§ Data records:
-*-*-
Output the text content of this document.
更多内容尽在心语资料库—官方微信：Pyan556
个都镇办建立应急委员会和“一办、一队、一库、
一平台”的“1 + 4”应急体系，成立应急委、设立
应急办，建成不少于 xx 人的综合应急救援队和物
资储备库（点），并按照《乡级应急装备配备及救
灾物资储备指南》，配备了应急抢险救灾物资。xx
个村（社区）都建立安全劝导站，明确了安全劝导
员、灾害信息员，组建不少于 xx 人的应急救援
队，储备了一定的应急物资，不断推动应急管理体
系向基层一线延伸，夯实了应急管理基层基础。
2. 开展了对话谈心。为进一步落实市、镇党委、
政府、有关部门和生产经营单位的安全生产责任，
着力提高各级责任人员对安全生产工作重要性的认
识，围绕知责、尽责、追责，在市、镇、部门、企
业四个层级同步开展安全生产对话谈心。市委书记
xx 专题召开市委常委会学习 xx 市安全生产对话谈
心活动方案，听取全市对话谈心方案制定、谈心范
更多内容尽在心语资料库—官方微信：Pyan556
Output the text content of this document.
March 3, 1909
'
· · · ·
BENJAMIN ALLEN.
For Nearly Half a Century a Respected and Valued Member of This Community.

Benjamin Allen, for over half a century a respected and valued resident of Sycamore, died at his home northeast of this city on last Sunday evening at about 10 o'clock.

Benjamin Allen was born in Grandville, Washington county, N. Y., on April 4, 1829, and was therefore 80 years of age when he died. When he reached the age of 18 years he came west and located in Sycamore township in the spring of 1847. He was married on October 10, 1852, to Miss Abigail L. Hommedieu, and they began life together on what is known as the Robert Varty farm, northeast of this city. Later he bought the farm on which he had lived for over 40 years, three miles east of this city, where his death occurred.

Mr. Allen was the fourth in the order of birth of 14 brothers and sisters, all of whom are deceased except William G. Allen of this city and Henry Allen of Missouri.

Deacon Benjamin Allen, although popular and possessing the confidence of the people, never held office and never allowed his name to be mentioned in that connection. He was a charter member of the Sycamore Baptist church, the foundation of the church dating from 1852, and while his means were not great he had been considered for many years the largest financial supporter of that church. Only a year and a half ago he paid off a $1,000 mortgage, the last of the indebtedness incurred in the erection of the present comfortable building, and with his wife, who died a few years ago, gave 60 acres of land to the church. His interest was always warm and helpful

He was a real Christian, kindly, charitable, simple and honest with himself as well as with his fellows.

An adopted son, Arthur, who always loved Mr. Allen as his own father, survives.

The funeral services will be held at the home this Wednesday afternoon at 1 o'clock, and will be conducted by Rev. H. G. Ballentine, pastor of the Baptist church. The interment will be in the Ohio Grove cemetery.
-*-*-
§ WHAT YOU ARE ASKED TO DO: Pull out each line of the records holding the string "always".

§ OUTPUT FOR THIS TASK:
Deacon Benjamin Allen, although popular and possessing the confidence of the people, never held office and never allowed his name to be mentioned in that connection. He was a charter member of the Sycamore Baptist church, the foundation of the church dating from 1852, and while his means were not great he had been considered for many years the largest financial supporter of that church. Only a year and a half ago he paid off a $1,000 mortgage, the last of the indebtedness incurred in the erection of the present comfortable building, and with his wife, who died a few years ago, gave 60 acres of land to the church. His interest was always warm and helpful
An adopted son, Arthur, who always loved Mr. Allen as his own father, survives.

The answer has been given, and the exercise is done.